> [Exercise objective]: Will you give every entry again exactly as it stands?

(Rows from a figure dataset)
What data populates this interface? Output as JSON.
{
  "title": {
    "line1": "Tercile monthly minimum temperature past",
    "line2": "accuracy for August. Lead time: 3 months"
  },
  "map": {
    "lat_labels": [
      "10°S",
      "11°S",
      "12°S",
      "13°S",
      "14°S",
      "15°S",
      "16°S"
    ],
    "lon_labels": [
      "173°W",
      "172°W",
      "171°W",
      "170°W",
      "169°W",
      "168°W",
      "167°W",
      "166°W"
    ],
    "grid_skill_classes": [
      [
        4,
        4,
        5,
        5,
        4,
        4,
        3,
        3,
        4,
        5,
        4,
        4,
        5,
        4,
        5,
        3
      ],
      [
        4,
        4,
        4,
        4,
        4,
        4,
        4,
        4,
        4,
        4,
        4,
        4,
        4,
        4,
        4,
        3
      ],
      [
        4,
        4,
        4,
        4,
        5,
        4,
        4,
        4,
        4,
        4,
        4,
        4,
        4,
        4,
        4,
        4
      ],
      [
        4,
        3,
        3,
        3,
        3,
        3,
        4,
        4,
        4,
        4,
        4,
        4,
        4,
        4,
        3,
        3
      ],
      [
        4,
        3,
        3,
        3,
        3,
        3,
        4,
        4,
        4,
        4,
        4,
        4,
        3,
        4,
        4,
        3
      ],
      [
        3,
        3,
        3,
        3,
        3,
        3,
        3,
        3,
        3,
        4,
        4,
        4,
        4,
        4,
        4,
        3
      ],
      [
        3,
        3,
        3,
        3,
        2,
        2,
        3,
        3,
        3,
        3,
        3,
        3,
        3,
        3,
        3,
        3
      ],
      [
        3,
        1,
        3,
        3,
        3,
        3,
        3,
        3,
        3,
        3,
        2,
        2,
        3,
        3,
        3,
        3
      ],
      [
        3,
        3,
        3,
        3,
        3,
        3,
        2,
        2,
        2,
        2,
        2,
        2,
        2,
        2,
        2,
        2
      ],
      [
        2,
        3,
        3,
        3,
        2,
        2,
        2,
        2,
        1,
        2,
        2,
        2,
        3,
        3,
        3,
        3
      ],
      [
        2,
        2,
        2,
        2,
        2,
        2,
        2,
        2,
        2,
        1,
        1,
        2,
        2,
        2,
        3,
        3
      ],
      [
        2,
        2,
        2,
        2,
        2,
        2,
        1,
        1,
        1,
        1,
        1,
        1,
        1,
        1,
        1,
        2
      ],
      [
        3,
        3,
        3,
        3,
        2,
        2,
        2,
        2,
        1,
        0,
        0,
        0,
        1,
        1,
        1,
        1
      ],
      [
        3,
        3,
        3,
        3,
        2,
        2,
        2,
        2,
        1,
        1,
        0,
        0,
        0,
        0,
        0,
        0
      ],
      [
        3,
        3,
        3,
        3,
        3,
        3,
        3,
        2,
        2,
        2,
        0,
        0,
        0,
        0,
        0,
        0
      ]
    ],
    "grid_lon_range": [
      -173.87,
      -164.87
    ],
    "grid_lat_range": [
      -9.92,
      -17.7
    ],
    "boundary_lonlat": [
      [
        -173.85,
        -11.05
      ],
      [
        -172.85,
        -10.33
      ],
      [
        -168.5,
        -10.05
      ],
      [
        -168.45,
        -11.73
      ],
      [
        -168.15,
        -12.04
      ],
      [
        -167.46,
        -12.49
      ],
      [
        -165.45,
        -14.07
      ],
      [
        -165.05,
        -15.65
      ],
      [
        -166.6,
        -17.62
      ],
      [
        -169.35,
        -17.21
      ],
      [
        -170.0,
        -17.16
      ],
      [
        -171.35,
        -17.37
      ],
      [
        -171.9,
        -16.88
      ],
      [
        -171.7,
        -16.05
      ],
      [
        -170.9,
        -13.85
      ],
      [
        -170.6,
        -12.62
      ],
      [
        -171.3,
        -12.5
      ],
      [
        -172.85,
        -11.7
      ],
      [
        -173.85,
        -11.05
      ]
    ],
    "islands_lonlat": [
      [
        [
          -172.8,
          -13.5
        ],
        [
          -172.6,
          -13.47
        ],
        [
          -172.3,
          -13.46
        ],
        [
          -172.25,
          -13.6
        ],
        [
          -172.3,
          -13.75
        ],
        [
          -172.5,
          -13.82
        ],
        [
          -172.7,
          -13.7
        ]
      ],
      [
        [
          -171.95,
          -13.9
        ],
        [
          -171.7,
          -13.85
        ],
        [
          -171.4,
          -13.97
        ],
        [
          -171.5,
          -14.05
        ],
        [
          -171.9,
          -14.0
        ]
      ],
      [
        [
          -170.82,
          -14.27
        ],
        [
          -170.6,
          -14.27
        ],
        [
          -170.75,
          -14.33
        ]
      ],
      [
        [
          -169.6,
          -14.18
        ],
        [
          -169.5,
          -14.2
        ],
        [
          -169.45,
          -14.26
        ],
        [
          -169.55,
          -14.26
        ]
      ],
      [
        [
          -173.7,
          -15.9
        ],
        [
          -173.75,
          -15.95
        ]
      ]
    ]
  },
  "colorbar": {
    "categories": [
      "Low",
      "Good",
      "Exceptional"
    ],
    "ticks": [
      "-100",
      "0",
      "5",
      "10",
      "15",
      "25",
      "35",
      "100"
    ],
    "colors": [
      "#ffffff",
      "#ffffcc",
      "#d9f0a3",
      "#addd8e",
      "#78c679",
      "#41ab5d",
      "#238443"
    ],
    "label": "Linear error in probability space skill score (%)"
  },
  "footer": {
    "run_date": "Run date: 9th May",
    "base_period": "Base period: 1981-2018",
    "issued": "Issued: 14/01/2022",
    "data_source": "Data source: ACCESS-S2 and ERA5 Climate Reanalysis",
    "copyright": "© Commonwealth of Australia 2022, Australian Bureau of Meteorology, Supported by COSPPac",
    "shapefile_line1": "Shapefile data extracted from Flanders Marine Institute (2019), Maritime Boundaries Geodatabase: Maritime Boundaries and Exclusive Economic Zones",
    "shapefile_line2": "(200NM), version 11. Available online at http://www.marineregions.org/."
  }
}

> [Response to this exercise]:
What data populates this interface? Output as JSON.
{
  "title": {
    "line1": "Tercile monthly minimum temperature past",
    "line2": "accuracy for August. Lead time: 3 months"
  },
  "map": {
    "lat_labels": [
      "10°S",
      "11°S",
      "12°S",
      "13°S",
      "14°S",
      "15°S",
      "16°S"
    ],
    "lon_labels": [
      "173°W",
      "172°W",
      "171°W",
      "170°W",
      "169°W",
      "168°W",
      "167°W",
      "166°W"
    ],
    "grid_skill_classes": [
      [
        4,
        4,
        5,
        5,
        4,
        4,
        3,
        3,
        4,
        5,
        4,
        4,
        5,
        4,
        5,
        3
      ],
      [
        4,
        4,
        4,
        4,
        4,
        4,
        4,
        4,
        4,
        4,
        4,
        4,
        4,
        4,
        4,
        3
      ],
      [
        4,
        4,
        4,
        4,
        5,
        4,
        4,
        4,
        4,
        4,
        4,
        4,
        4,
        4,
        4,
        4
      ],
      [
        4,
        3,
        3,
        3,
        3,
        3,
        4,
        4,
        4,
        4,
        4,
        4,
        4,
        4,
        3,
        3
      ],
      [
        4,
        3,
        3,
        3,
        3,
        3,
        4,
        4,
        4,
        4,
        4,
        4,
        3,
        4,
        4,
        3
      ],
      [
        3,
        3,
        3,
        3,
        3,
        3,
        3,
        3,
        3,
        4,
        4,
        4,
        4,
        4,
        4,
        3
      ],
      [
        3,
        3,
        3,
        3,
        2,
        2,
        3,
        3,
        3,
        3,
        3,
        3,
        3,
        3,
        3,
        3
      ],
      [
        3,
        1,
        3,
        3,
        3,
        3,
        3,
        3,
        3,
        3,
        2,
        2,
        3,
        3,
        3,
        3
      ],
      [
        3,
        3,
        3,
        3,
        3,
        3,
        2,
        2,
        2,
        2,
        2,
        2,
        2,
        2,
        2,
        2
      ],
      [
        2,
        3,
        3,
        3,
        2,
        2,
        2,
        2,
        1,
        2,
        2,
        2,
        3,
        3,
        3,
        3
      ],
      [
        2,
        2,
        2,
        2,
        2,
        2,
        2,
        2,
        2,
        1,
        1,
        2,
        2,
        2,
        3,
        3
      ],
      [
        2,
        2,
        2,
        2,
        2,
        2,
        1,
        1,
        1,
        1,
        1,
        1,
        1,
        1,
        1,
        2
      ],
      [
        3,
        3,
        3,
        3,
        2,
        2,
        2,
        2,
        1,
        0,
        0,
        0,
        1,
        1,
        1,
        1
      ],
      [
        3,
        3,
        3,
        3,
        2,
        2,
        2,
        2,
        1,
        1,
        0,
        0,
        0,
        0,
        0,
        0
      ],
      [
        3,
        3,
        3,
        3,
        3,
        3,
        3,
        2,
        2,
        2,
        0,
        0,
        0,
        0,
        0,
        0
      ]
    ],
    "grid_lon_range": [
      -173.87,
      -164.87
    ],
    "grid_lat_range": [
      -9.92,
      -17.7
    ],
    "boundary_lonlat": [
      [
        -173.85,
        -11.05
      ],
      [
        -172.85,
        -10.33
      ],
      [
        -168.5,
        -10.05
      ],
      [
        -168.45,
        -11.73
      ],
      [
        -168.15,
        -12.04
      ],
      [
        -167.46,
        -12.49
      ],
      [
        -165.45,
        -14.07
      ],
      [
        -165.05,
        -15.65
      ],
      [
        -166.6,
        -17.62
      ],
      [
        -169.35,
        -17.21
      ],
      [
        -170.0,
        -17.16
      ],
      [
        -171.35,
        -17.37
      ],
      [
        -171.9,
        -16.88
      ],
      [
        -171.7,
        -16.05
      ],
      [
        -170.9,
        -13.85
      ],
      [
        -170.6,
        -12.62
      ],
      [
        -171.3,
        -12.5
      ],
      [
        -172.85,
        -11.7
      ],
      [
        -173.85,
        -11.05
      ]
    ],
    "islands_lonlat": [
      [
        [
          -172.8,
          -13.5
        ],
        [
          -172.6,
          -13.47
        ],
        [
          -172.3,
          -13.46
        ],
        [
          -172.25,
          -13.6
        ],
        [
          -172.3,
          -13.75
        ],
        [
          -172.5,
          -13.82
        ],
        [
          -172.7,
          -13.7
        ]
      ],
      [
        [
          -171.95,
          -13.9
        ],
        [
          -171.7,
          -13.85
        ],
        [
          -171.4,
          -13.97
        ],
        [
          -171.5,
          -14.05
        ],
        [
          -171.9,
          -14.0
        ]
      ],
      [
        [
          -170.82,
          -14.27
        ],
        [
          -170.6,
          -14.27
        ],
        [
          -170.75,
          -14.33
        ]
      ],
      [
        [
          -169.6,
          -14.18
        ],
        [
          -169.5,
          -14.2
        ],
        [
          -169.45,
          -14.26
        ],
        [
          -169.55,
          -14.26
        ]
      ],
      [
        [
          -173.7,
          -15.9
        ],
        [
          -173.75,
          -15.95
        ]
      ]
    ]
  },
  "colorbar": {
    "categories": [
      "Low",
      "Good",
      "Exceptional"
    ],
    "ticks": [
      "-100",
      "0",
      "5",
      "10",
      "15",
      "25",
      "35",
      "100"
    ],
    "colors": [
      "#ffffff",
      "#ffffcc",
      "#d9f0a3",
      "#addd8e",
      "#78c679",
      "#41ab5d",
      "#238443"
    ],
    "label": "Linear error in probability space skill score (%)"
  },
  "footer": {
    "run_date": "Run date: 9th May",
    "base_period": "Base period: 1981-2018",
    "issued": "Issued: 14/01/2022",
    "data_source": "Data source: ACCESS-S2 and ERA5 Climate Reanalysis",
    "copyright": "© Commonwealth of Australia 2022, Australian Bureau of Meteorology, Supported by COSPPac",
    "shapefile_line1": "Shapefile data extracted from Flanders Marine Institute (2019), Maritime Boundaries Geodatabase: Maritime Boundaries and Exclusive Economic Zones",
    "shapefile_line2": "(200NM), version 11. Available online at http://www.marineregions.org/."
  }
}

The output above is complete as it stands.